:: Given task ::
Using the listing below, copy every line that mentions "Output".

:: Material for this task ::
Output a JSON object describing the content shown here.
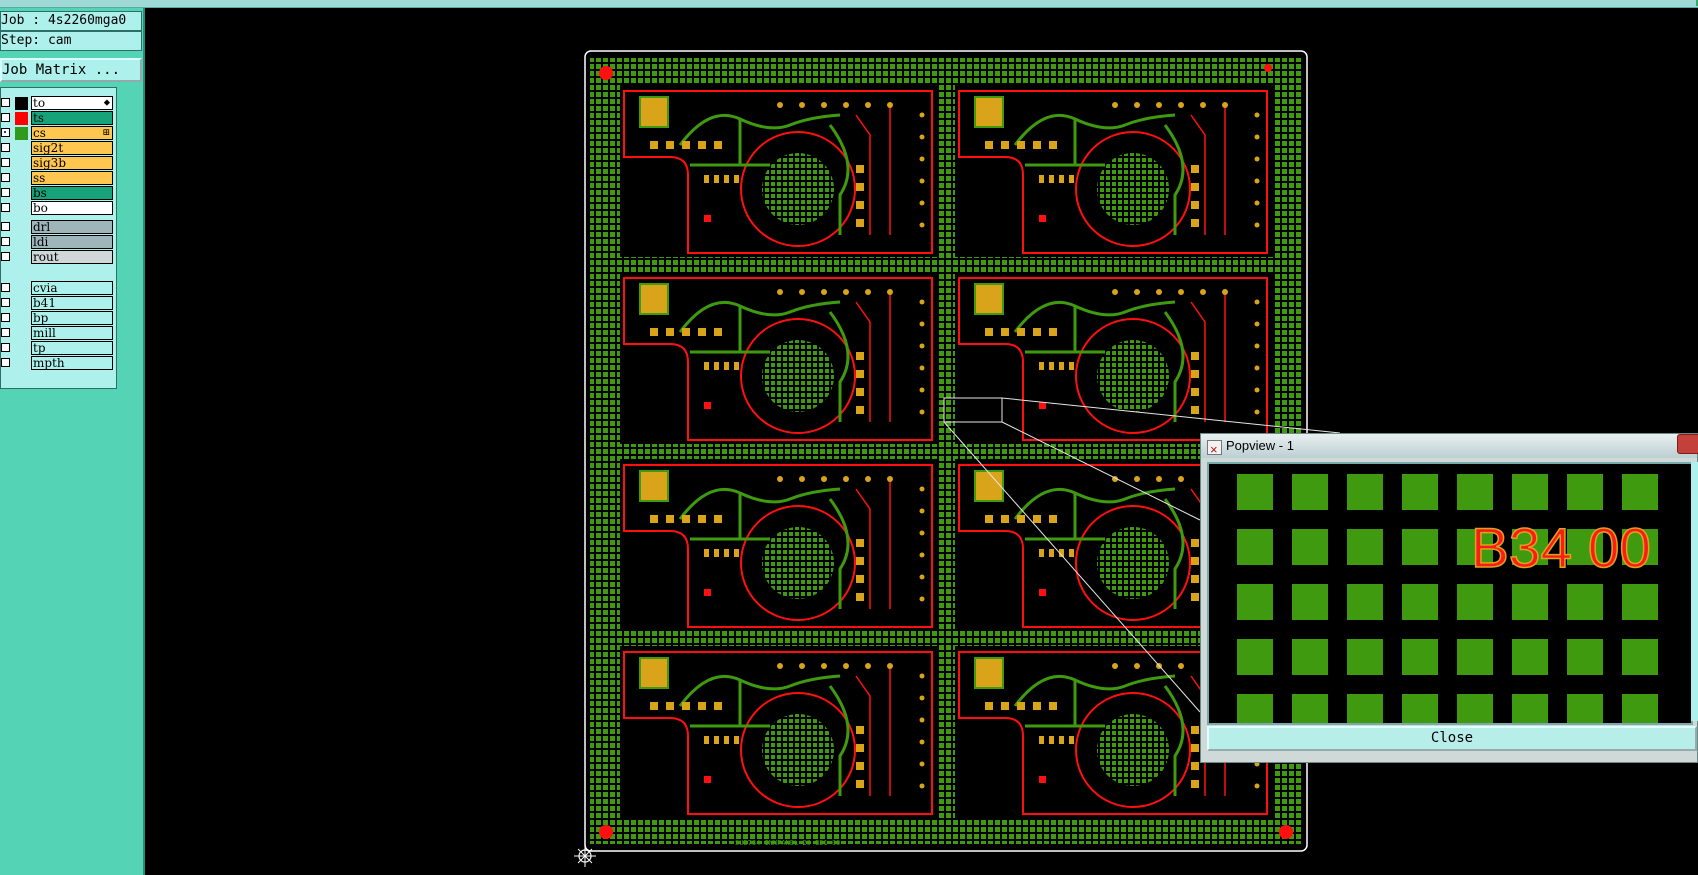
{
  "job": {
    "text": "Job : 4s2260mga0"
  },
  "step": {
    "text": "Step: cam"
  },
  "job_matrix_label": "Job Matrix ...",
  "layers_board": [
    {
      "name": "to",
      "color": "#ffffff",
      "swatch": "#000000",
      "mark": "⬥",
      "checked": false
    },
    {
      "name": "ts",
      "color": "#17a37a",
      "swatch": "#ff0000",
      "mark": "",
      "checked": false
    },
    {
      "name": "cs",
      "color": "#ffc74f",
      "swatch": "#2f9a1c",
      "mark": "⊞",
      "checked": true
    },
    {
      "name": "sig2t",
      "color": "#ffc74f",
      "swatch": "",
      "mark": "",
      "checked": false
    },
    {
      "name": "sig3b",
      "color": "#ffc74f",
      "swatch": "",
      "mark": "",
      "checked": false
    },
    {
      "name": "ss",
      "color": "#ffc74f",
      "swatch": "",
      "mark": "",
      "checked": false
    },
    {
      "name": "bs",
      "color": "#17a37a",
      "swatch": "",
      "mark": "",
      "checked": false
    },
    {
      "name": "bo",
      "color": "#ffffff",
      "swatch": "",
      "mark": "",
      "checked": false
    }
  ],
  "layers_drill": [
    {
      "name": "drl",
      "color": "#9fb5ba"
    },
    {
      "name": "ldi",
      "color": "#9fb5ba"
    },
    {
      "name": "rout",
      "color": "#cfd7d8"
    }
  ],
  "layers_misc": [
    {
      "name": "cvia",
      "color": "#aef0ec"
    },
    {
      "name": "b41",
      "color": "#aef0ec"
    },
    {
      "name": "bp",
      "color": "#aef0ec"
    },
    {
      "name": "mill",
      "color": "#aef0ec"
    },
    {
      "name": "tp",
      "color": "#aef0ec"
    },
    {
      "name": "mpth",
      "color": "#aef0ec"
    }
  ],
  "board_label": "SUB784 INNPANEL-20   B31 00",
  "popview": {
    "title": "Popview - 1",
    "zoom_text": "B34 00",
    "close_label": "Close"
  },
  "colors": {
    "pad_green": "#3f9a0f",
    "trace_red": "#ff1010",
    "copper_orange": "#d9a31a",
    "panel_teal": "#54d3b5"
  }
}
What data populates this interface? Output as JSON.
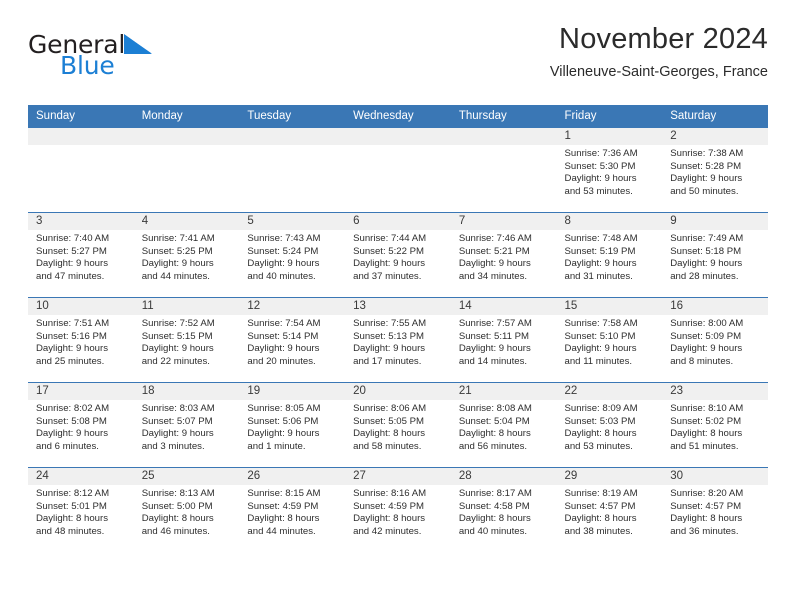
{
  "brand": {
    "name_part1": "General",
    "name_part2": "Blue",
    "logo_icon": "triangle-logo-icon",
    "accent_color": "#1c7fd4"
  },
  "header": {
    "title": "November 2024",
    "subtitle": "Villeneuve-Saint-Georges, France"
  },
  "theme": {
    "header_blue": "#3a77b5",
    "daynum_gray": "#f0f0f0",
    "text": "#2e2e2e"
  },
  "calendar": {
    "weekday_headers": [
      "Sunday",
      "Monday",
      "Tuesday",
      "Wednesday",
      "Thursday",
      "Friday",
      "Saturday"
    ],
    "weeks": [
      [
        {
          "day": "",
          "lines": []
        },
        {
          "day": "",
          "lines": []
        },
        {
          "day": "",
          "lines": []
        },
        {
          "day": "",
          "lines": []
        },
        {
          "day": "",
          "lines": []
        },
        {
          "day": "1",
          "lines": [
            "Sunrise: 7:36 AM",
            "Sunset: 5:30 PM",
            "Daylight: 9 hours",
            "and 53 minutes."
          ]
        },
        {
          "day": "2",
          "lines": [
            "Sunrise: 7:38 AM",
            "Sunset: 5:28 PM",
            "Daylight: 9 hours",
            "and 50 minutes."
          ]
        }
      ],
      [
        {
          "day": "3",
          "lines": [
            "Sunrise: 7:40 AM",
            "Sunset: 5:27 PM",
            "Daylight: 9 hours",
            "and 47 minutes."
          ]
        },
        {
          "day": "4",
          "lines": [
            "Sunrise: 7:41 AM",
            "Sunset: 5:25 PM",
            "Daylight: 9 hours",
            "and 44 minutes."
          ]
        },
        {
          "day": "5",
          "lines": [
            "Sunrise: 7:43 AM",
            "Sunset: 5:24 PM",
            "Daylight: 9 hours",
            "and 40 minutes."
          ]
        },
        {
          "day": "6",
          "lines": [
            "Sunrise: 7:44 AM",
            "Sunset: 5:22 PM",
            "Daylight: 9 hours",
            "and 37 minutes."
          ]
        },
        {
          "day": "7",
          "lines": [
            "Sunrise: 7:46 AM",
            "Sunset: 5:21 PM",
            "Daylight: 9 hours",
            "and 34 minutes."
          ]
        },
        {
          "day": "8",
          "lines": [
            "Sunrise: 7:48 AM",
            "Sunset: 5:19 PM",
            "Daylight: 9 hours",
            "and 31 minutes."
          ]
        },
        {
          "day": "9",
          "lines": [
            "Sunrise: 7:49 AM",
            "Sunset: 5:18 PM",
            "Daylight: 9 hours",
            "and 28 minutes."
          ]
        }
      ],
      [
        {
          "day": "10",
          "lines": [
            "Sunrise: 7:51 AM",
            "Sunset: 5:16 PM",
            "Daylight: 9 hours",
            "and 25 minutes."
          ]
        },
        {
          "day": "11",
          "lines": [
            "Sunrise: 7:52 AM",
            "Sunset: 5:15 PM",
            "Daylight: 9 hours",
            "and 22 minutes."
          ]
        },
        {
          "day": "12",
          "lines": [
            "Sunrise: 7:54 AM",
            "Sunset: 5:14 PM",
            "Daylight: 9 hours",
            "and 20 minutes."
          ]
        },
        {
          "day": "13",
          "lines": [
            "Sunrise: 7:55 AM",
            "Sunset: 5:13 PM",
            "Daylight: 9 hours",
            "and 17 minutes."
          ]
        },
        {
          "day": "14",
          "lines": [
            "Sunrise: 7:57 AM",
            "Sunset: 5:11 PM",
            "Daylight: 9 hours",
            "and 14 minutes."
          ]
        },
        {
          "day": "15",
          "lines": [
            "Sunrise: 7:58 AM",
            "Sunset: 5:10 PM",
            "Daylight: 9 hours",
            "and 11 minutes."
          ]
        },
        {
          "day": "16",
          "lines": [
            "Sunrise: 8:00 AM",
            "Sunset: 5:09 PM",
            "Daylight: 9 hours",
            "and 8 minutes."
          ]
        }
      ],
      [
        {
          "day": "17",
          "lines": [
            "Sunrise: 8:02 AM",
            "Sunset: 5:08 PM",
            "Daylight: 9 hours",
            "and 6 minutes."
          ]
        },
        {
          "day": "18",
          "lines": [
            "Sunrise: 8:03 AM",
            "Sunset: 5:07 PM",
            "Daylight: 9 hours",
            "and 3 minutes."
          ]
        },
        {
          "day": "19",
          "lines": [
            "Sunrise: 8:05 AM",
            "Sunset: 5:06 PM",
            "Daylight: 9 hours",
            "and 1 minute."
          ]
        },
        {
          "day": "20",
          "lines": [
            "Sunrise: 8:06 AM",
            "Sunset: 5:05 PM",
            "Daylight: 8 hours",
            "and 58 minutes."
          ]
        },
        {
          "day": "21",
          "lines": [
            "Sunrise: 8:08 AM",
            "Sunset: 5:04 PM",
            "Daylight: 8 hours",
            "and 56 minutes."
          ]
        },
        {
          "day": "22",
          "lines": [
            "Sunrise: 8:09 AM",
            "Sunset: 5:03 PM",
            "Daylight: 8 hours",
            "and 53 minutes."
          ]
        },
        {
          "day": "23",
          "lines": [
            "Sunrise: 8:10 AM",
            "Sunset: 5:02 PM",
            "Daylight: 8 hours",
            "and 51 minutes."
          ]
        }
      ],
      [
        {
          "day": "24",
          "lines": [
            "Sunrise: 8:12 AM",
            "Sunset: 5:01 PM",
            "Daylight: 8 hours",
            "and 48 minutes."
          ]
        },
        {
          "day": "25",
          "lines": [
            "Sunrise: 8:13 AM",
            "Sunset: 5:00 PM",
            "Daylight: 8 hours",
            "and 46 minutes."
          ]
        },
        {
          "day": "26",
          "lines": [
            "Sunrise: 8:15 AM",
            "Sunset: 4:59 PM",
            "Daylight: 8 hours",
            "and 44 minutes."
          ]
        },
        {
          "day": "27",
          "lines": [
            "Sunrise: 8:16 AM",
            "Sunset: 4:59 PM",
            "Daylight: 8 hours",
            "and 42 minutes."
          ]
        },
        {
          "day": "28",
          "lines": [
            "Sunrise: 8:17 AM",
            "Sunset: 4:58 PM",
            "Daylight: 8 hours",
            "and 40 minutes."
          ]
        },
        {
          "day": "29",
          "lines": [
            "Sunrise: 8:19 AM",
            "Sunset: 4:57 PM",
            "Daylight: 8 hours",
            "and 38 minutes."
          ]
        },
        {
          "day": "30",
          "lines": [
            "Sunrise: 8:20 AM",
            "Sunset: 4:57 PM",
            "Daylight: 8 hours",
            "and 36 minutes."
          ]
        }
      ]
    ]
  }
}
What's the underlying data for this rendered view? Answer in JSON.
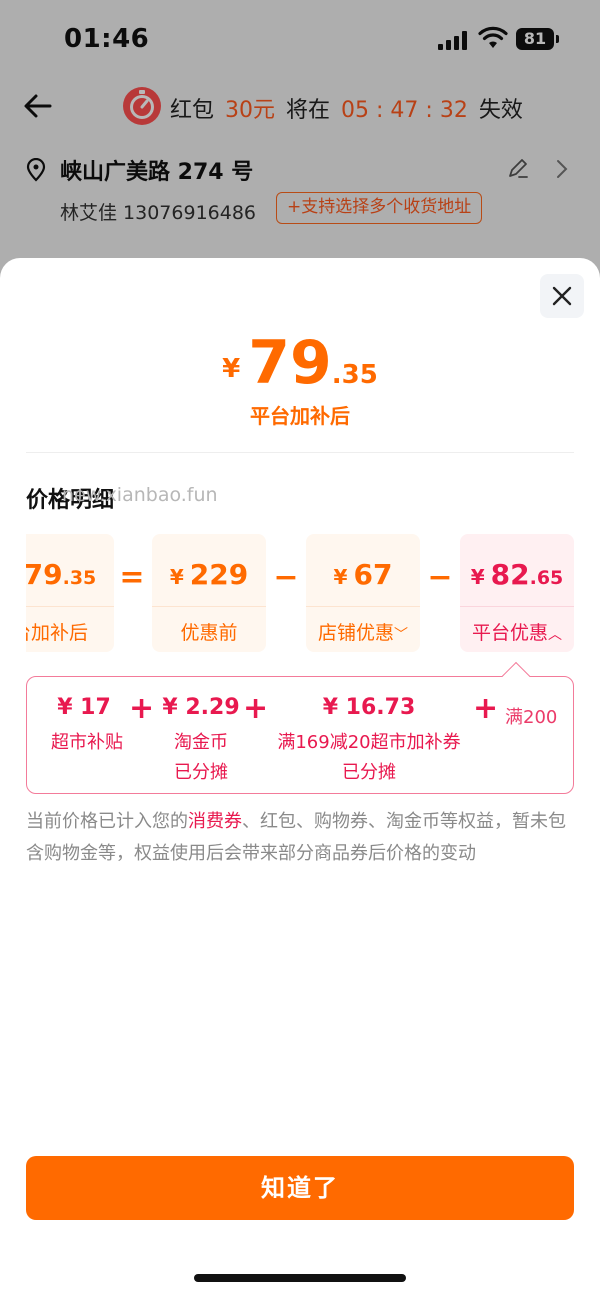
{
  "status_bar": {
    "time": "01:46",
    "battery": "81"
  },
  "header": {
    "redpacket_prefix": "红包",
    "redpacket_amount": "30元",
    "will": "将在",
    "countdown": "05 : 47 : 32",
    "expire": "失效"
  },
  "address": {
    "street": "峡山广美路 274 号",
    "contact": "林艾佳  13076916486",
    "multi_address_button": "+支持选择多个收货地址"
  },
  "sheet": {
    "price_symbol": "¥",
    "price_integer": "79",
    "price_decimal": ".35",
    "price_subtitle": "平台加补后",
    "section_title": "价格明细",
    "watermark": "new.xianbao.fun",
    "breakdown": [
      {
        "symbol": "¥",
        "integer": "79",
        "decimal": ".35",
        "label": "台加补后"
      },
      {
        "op": "="
      },
      {
        "symbol": "¥",
        "integer": "229",
        "decimal": "",
        "label": "优惠前"
      },
      {
        "op": "−"
      },
      {
        "symbol": "¥",
        "integer": "67",
        "decimal": "",
        "label": "店铺优惠",
        "chevron": "﹀"
      },
      {
        "op": "−"
      },
      {
        "symbol": "¥",
        "integer": "82",
        "decimal": ".65",
        "label": "平台优惠",
        "chevron": "︿"
      }
    ],
    "platform_details": [
      {
        "value": "¥ 17",
        "label": "超市补贴",
        "sub": ""
      },
      {
        "value": "¥ 2.29",
        "label": "淘金币",
        "sub": "已分摊"
      },
      {
        "value": "¥ 16.73",
        "label": "满169减20超市加补券",
        "sub": "已分摊"
      },
      {
        "value": "",
        "label": "满200",
        "sub": ""
      }
    ],
    "plus_sign": "+",
    "note_before": "当前价格已计入您的",
    "note_highlight": "消费券",
    "note_after": "、红包、购物券、淘金币等权益，暂未包含购物金等，权益使用后会带来部分商品券后价格的变动",
    "ok_button": "知道了"
  },
  "colors": {
    "orange": "#ff6a00",
    "pink": "#e8194f",
    "overlay": "rgba(0,0,0,0.28)"
  }
}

:: Solution ::
Output a JSON object describing the content shown here.
What data populates this interface? Output as JSON.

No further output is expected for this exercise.